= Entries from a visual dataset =
○ ○ ○ ○ ○

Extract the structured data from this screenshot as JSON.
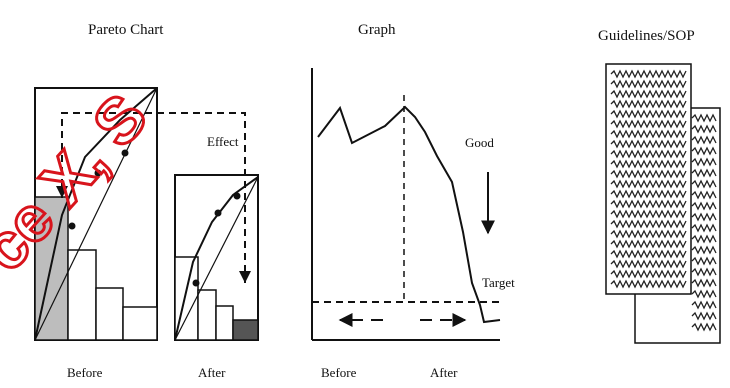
{
  "pareto": {
    "title": "Pareto Chart",
    "effect_label": "Effect",
    "before_label": "Before",
    "after_label": "After"
  },
  "graph": {
    "title": "Graph",
    "good_label": "Good",
    "target_label": "Target",
    "before_label": "Before",
    "after_label": "After"
  },
  "guidelines": {
    "title": "Guidelines/SOP"
  },
  "watermark": {
    "text": "ce X, S",
    "color": "#d8141c"
  }
}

○ ○ ○ ○ ○

= Aim of the task =
Look through the material above. Copy each line where the word "title" appears.

= Reply to the task =
    "title": "Pareto Chart",
    "title": "Graph",
    "title": "Guidelines/SOP"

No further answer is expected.